**Given information**
* * *

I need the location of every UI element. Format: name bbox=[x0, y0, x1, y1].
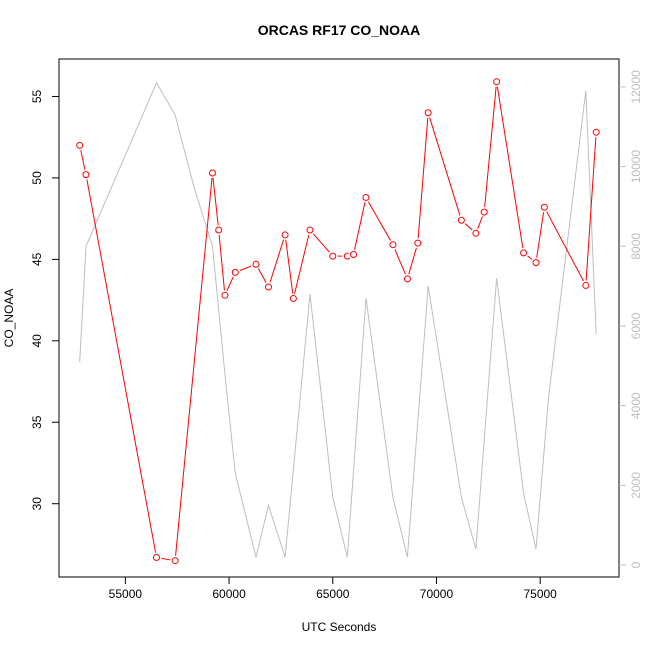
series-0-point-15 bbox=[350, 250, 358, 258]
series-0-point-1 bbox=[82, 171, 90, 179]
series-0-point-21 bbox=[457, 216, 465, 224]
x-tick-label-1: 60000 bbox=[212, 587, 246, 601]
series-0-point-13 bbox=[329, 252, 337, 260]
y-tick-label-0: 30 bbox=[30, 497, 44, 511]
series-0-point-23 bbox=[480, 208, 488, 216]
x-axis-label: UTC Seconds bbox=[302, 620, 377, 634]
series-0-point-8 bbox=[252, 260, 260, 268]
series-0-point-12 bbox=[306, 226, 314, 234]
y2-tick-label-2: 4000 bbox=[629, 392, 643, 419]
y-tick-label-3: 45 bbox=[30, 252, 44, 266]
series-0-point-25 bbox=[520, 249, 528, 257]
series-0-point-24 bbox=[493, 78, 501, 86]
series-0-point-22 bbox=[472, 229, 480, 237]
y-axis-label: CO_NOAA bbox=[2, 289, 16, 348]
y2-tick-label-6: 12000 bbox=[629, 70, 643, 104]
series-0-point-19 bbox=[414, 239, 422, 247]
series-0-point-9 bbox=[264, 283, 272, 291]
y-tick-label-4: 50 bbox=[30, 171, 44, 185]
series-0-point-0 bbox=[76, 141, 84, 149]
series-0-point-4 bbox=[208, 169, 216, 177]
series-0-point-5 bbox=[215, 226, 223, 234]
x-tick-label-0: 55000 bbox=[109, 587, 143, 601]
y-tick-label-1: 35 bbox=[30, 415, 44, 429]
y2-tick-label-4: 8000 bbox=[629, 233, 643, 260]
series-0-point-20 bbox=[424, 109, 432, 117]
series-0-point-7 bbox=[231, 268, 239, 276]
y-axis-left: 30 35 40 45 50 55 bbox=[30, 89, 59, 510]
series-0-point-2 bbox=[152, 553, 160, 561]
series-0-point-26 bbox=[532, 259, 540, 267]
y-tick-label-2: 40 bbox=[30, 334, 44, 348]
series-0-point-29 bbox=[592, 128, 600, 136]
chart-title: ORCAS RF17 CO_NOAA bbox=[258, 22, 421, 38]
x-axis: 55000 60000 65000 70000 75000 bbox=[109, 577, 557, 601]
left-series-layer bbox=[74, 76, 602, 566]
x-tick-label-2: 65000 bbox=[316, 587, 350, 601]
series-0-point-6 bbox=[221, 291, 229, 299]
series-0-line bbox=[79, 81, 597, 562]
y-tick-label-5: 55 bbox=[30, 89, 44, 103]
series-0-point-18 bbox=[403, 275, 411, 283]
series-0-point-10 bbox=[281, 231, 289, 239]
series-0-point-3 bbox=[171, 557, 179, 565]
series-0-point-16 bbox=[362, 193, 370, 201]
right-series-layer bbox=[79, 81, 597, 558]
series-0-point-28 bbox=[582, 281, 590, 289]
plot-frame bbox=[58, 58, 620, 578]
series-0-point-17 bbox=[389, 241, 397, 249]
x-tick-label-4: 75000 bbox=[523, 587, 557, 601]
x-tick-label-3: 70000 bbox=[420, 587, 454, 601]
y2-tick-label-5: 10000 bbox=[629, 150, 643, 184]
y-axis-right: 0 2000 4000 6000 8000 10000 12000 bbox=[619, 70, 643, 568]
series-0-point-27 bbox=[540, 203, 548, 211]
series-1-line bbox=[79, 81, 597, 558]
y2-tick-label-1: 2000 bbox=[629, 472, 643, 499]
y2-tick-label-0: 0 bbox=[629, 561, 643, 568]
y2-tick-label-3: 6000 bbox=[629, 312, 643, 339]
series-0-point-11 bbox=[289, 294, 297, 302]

* * *

Extract and repeat, unchanged, the lines of the listing above between the line holding "series-0-point-15 bbox=[350, 250, 358, 258]" and the line holding "series-0-point-23 bbox=[480, 208, 488, 216]", inclusive.

series-0-point-15 bbox=[350, 250, 358, 258]
series-0-point-1 bbox=[82, 171, 90, 179]
series-0-point-21 bbox=[457, 216, 465, 224]
x-tick-label-1: 60000 bbox=[212, 587, 246, 601]
series-0-point-13 bbox=[329, 252, 337, 260]
y-tick-label-0: 30 bbox=[30, 497, 44, 511]
series-0-point-23 bbox=[480, 208, 488, 216]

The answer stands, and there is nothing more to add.